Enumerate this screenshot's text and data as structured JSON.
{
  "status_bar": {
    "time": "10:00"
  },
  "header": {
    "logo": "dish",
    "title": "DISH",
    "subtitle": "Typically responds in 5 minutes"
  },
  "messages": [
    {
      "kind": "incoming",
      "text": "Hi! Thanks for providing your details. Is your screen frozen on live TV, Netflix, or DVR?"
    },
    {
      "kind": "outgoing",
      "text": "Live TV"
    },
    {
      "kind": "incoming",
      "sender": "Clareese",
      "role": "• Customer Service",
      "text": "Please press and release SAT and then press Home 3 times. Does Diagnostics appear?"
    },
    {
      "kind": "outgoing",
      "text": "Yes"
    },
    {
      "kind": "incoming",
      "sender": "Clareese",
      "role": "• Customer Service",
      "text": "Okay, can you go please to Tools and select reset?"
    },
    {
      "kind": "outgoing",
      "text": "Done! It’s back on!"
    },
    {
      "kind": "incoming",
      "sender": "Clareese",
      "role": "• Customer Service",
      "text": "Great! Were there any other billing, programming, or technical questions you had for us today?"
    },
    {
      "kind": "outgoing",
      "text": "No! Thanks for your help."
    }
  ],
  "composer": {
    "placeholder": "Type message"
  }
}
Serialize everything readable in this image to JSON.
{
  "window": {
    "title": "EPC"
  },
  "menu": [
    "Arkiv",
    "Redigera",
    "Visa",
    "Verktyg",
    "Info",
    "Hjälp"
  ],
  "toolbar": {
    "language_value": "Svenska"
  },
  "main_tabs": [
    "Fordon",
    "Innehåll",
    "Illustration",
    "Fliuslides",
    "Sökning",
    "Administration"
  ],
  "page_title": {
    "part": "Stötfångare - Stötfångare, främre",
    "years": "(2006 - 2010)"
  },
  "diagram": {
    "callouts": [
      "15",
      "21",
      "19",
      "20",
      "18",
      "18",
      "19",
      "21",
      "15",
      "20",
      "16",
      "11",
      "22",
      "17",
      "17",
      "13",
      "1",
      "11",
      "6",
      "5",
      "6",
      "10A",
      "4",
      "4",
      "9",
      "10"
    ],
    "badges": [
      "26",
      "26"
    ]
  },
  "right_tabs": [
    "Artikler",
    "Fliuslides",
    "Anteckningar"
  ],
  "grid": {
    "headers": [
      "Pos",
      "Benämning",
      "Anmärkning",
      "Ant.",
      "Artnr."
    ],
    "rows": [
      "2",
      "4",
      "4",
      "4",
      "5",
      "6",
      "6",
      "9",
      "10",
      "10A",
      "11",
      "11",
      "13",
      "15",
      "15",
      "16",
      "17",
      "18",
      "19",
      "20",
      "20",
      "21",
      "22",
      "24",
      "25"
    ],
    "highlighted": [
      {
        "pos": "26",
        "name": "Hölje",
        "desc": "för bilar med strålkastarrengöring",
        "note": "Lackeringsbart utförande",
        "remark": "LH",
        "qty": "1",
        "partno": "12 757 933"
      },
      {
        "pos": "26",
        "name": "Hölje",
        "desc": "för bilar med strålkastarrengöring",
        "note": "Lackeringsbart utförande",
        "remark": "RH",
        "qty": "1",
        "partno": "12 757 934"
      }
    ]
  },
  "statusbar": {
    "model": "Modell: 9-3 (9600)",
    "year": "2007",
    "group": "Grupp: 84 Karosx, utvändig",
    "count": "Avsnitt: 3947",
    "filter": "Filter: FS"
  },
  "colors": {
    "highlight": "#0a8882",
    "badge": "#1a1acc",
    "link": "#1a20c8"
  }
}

********************

**OBJECTIVE**:
Retype all of the material, keeping each line exact.

**REPLY TO THE EXERCISE**:
Enumerate this screenshot's text and data as structured JSON.
{
  "status_bar": {
    "time": "10:00"
  },
  "header": {
    "logo": "dish",
    "title": "DISH",
    "subtitle": "Typically responds in 5 minutes"
  },
  "messages": [
    {
      "kind": "incoming",
      "text": "Hi! Thanks for providing your details. Is your screen frozen on live TV, Netflix, or DVR?"
    },
    {
      "kind": "outgoing",
      "text": "Live TV"
    },
    {
      "kind": "incoming",
      "sender": "Clareese",
      "role": "• Customer Service",
      "text": "Please press and release SAT and then press Home 3 times. Does Diagnostics appear?"
    },
    {
      "kind": "outgoing",
      "text": "Yes"
    },
    {
      "kind": "incoming",
      "sender": "Clareese",
      "role": "• Customer Service",
      "text": "Okay, can you go please to Tools and select reset?"
    },
    {
      "kind": "outgoing",
      "text": "Done! It’s back on!"
    },
    {
      "kind": "incoming",
      "sender": "Clareese",
      "role": "• Customer Service",
      "text": "Great! Were there any other billing, programming, or technical questions you had for us today?"
    },
    {
      "kind": "outgoing",
      "text": "No! Thanks for your help."
    }
  ],
  "composer": {
    "placeholder": "Type message"
  }
}
Serialize everything readable in this image to JSON.
{
  "window": {
    "title": "EPC"
  },
  "menu": [
    "Arkiv",
    "Redigera",
    "Visa",
    "Verktyg",
    "Info",
    "Hjälp"
  ],
  "toolbar": {
    "language_value": "Svenska"
  },
  "main_tabs": [
    "Fordon",
    "Innehåll",
    "Illustration",
    "Fliuslides",
    "Sökning",
    "Administration"
  ],
  "page_title": {
    "part": "Stötfångare - Stötfångare, främre",
    "years": "(2006 - 2010)"
  },
  "diagram": {
    "callouts": [
      "15",
      "21",
      "19",
      "20",
      "18",
      "18",
      "19",
      "21",
      "15",
      "20",
      "16",
      "11",
      "22",
      "17",
      "17",
      "13",
      "1",
      "11",
      "6",
      "5",
      "6",
      "10A",
      "4",
      "4",
      "9",
      "10"
    ],
    "badges": [
      "26",
      "26"
    ]
  },
  "right_tabs": [
    "Artikler",
    "Fliuslides",
    "Anteckningar"
  ],
  "grid": {
    "headers": [
      "Pos",
      "Benämning",
      "Anmärkning",
      "Ant.",
      "Artnr."
    ],
    "rows": [
      "2",
      "4",
      "4",
      "4",
      "5",
      "6",
      "6",
      "9",
      "10",
      "10A",
      "11",
      "11",
      "13",
      "15",
      "15",
      "16",
      "17",
      "18",
      "19",
      "20",
      "20",
      "21",
      "22",
      "24",
      "25"
    ],
    "highlighted": [
      {
        "pos": "26",
        "name": "Hölje",
        "desc": "för bilar med strålkastarrengöring",
        "note": "Lackeringsbart utförande",
        "remark": "LH",
        "qty": "1",
        "partno": "12 757 933"
      },
      {
        "pos": "26",
        "name": "Hölje",
        "desc": "för bilar med strålkastarrengöring",
        "note": "Lackeringsbart utförande",
        "remark": "RH",
        "qty": "1",
        "partno": "12 757 934"
      }
    ]
  },
  "statusbar": {
    "model": "Modell: 9-3 (9600)",
    "year": "2007",
    "group": "Grupp: 84 Karosx, utvändig",
    "count": "Avsnitt: 3947",
    "filter": "Filter: FS"
  },
  "colors": {
    "highlight": "#0a8882",
    "badge": "#1a1acc",
    "link": "#1a20c8"
  }
}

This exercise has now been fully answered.